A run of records
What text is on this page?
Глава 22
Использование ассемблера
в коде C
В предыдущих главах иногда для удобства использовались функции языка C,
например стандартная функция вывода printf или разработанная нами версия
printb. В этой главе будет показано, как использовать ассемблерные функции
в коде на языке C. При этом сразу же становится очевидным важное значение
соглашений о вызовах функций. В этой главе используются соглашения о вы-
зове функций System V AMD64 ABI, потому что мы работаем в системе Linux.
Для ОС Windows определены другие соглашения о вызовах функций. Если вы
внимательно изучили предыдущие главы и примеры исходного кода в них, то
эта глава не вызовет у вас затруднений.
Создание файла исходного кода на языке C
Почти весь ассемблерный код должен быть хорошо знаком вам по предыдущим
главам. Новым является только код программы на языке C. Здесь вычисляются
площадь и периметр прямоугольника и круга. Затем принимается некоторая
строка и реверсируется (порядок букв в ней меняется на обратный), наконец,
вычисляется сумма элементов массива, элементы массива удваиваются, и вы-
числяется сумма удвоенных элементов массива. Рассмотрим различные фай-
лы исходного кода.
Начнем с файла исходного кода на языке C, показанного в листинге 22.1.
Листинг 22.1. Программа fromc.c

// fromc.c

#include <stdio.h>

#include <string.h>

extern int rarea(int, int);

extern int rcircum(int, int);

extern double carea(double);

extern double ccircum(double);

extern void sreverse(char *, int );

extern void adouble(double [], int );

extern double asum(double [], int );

• YOUR TASK
Search the records for the word "функции", then list every line that has it.

• OUTPUT OF THE TASK
В предыдущих главах иногда для удобства использовались функции языка C,
printb. В этой главе будет показано, как использовать ассемблерные функции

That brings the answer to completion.